* [DO THIS]:
Lines holding the string "name" are the ones to copy; find them all in the data.
* START *
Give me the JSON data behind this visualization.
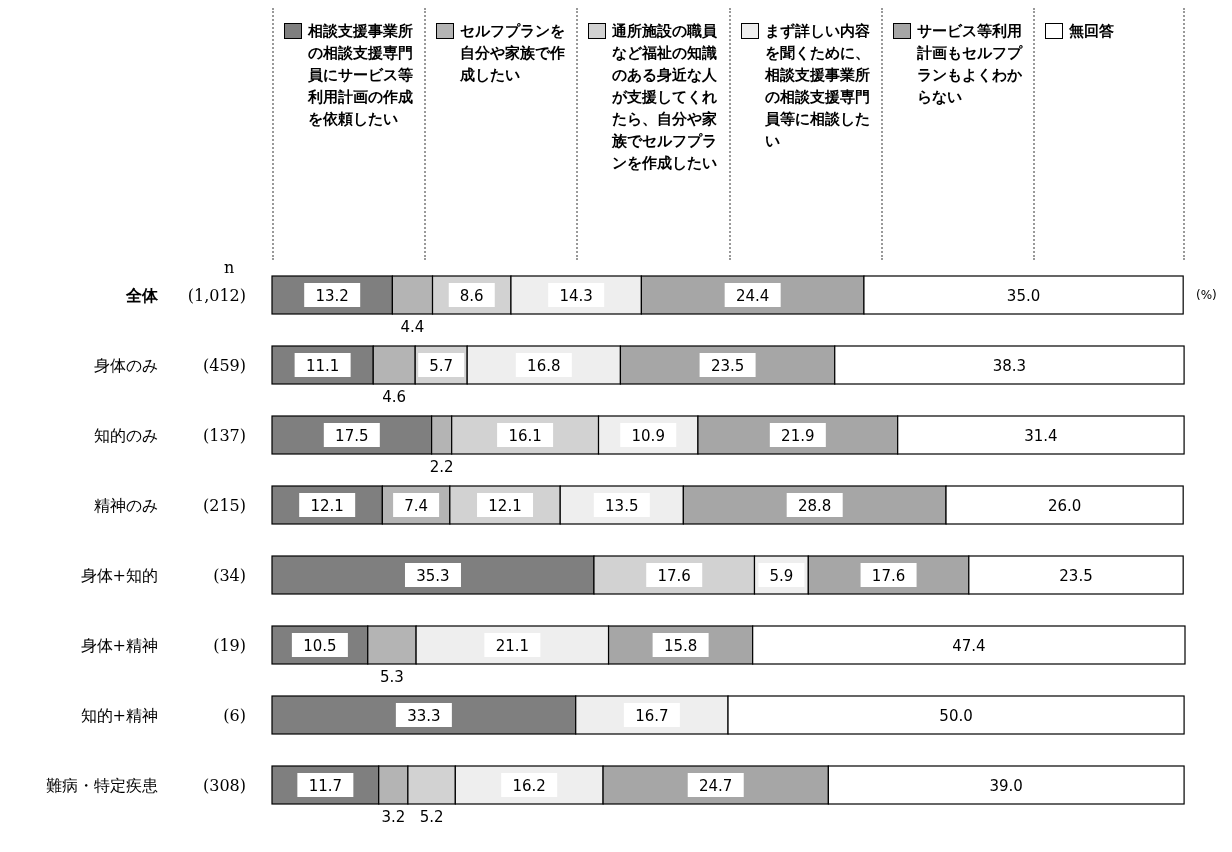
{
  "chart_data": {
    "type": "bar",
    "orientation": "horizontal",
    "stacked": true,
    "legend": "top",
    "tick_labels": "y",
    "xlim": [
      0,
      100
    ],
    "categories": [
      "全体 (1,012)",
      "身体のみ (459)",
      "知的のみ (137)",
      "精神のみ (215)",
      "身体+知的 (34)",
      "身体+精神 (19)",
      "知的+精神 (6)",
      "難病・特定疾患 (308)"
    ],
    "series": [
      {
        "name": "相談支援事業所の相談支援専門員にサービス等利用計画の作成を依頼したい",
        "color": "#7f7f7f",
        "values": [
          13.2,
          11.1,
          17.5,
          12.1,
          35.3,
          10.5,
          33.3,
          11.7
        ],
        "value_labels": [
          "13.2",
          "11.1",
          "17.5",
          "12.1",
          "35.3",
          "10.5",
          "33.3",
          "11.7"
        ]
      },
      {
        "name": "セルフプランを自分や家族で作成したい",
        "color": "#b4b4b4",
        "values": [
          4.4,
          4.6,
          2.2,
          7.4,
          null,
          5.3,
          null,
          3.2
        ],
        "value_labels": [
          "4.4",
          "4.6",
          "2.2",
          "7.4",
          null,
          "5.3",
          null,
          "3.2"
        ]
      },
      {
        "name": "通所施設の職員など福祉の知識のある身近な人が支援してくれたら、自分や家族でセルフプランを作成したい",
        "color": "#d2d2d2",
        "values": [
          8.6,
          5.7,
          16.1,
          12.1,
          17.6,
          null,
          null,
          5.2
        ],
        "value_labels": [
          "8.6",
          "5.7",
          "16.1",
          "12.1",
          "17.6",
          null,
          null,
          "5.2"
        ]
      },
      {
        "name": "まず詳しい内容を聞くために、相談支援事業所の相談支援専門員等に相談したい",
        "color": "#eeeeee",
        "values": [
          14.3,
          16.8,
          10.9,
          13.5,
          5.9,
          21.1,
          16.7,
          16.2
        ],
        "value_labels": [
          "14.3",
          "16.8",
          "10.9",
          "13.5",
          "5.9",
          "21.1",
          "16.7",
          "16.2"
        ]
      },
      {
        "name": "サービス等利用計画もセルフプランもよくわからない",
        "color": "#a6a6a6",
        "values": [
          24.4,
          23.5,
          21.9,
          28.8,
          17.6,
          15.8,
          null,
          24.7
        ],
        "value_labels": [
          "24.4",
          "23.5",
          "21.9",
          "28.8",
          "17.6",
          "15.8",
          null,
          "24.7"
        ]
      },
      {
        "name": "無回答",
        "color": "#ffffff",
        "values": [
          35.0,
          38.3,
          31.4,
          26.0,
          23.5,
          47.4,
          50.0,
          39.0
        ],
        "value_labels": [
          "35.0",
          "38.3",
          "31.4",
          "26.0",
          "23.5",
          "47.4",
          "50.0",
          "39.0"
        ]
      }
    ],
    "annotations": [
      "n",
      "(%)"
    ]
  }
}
* END *
* [ANSWER TO THE PROBLEM]:
        "name": "相談支援事業所の相談支援専門員にサービス等利用計画の作成を依頼したい",
        "name": "セルフプランを自分や家族で作成したい",
        "name": "通所施設の職員など福祉の知識のある身近な人が支援してくれたら、自分や家族でセルフプランを作成したい",
        "name": "まず詳しい内容を聞くために、相談支援事業所の相談支援専門員等に相談したい",
        "name": "サービス等利用計画もセルフプランもよくわからない",
        "name": "無回答",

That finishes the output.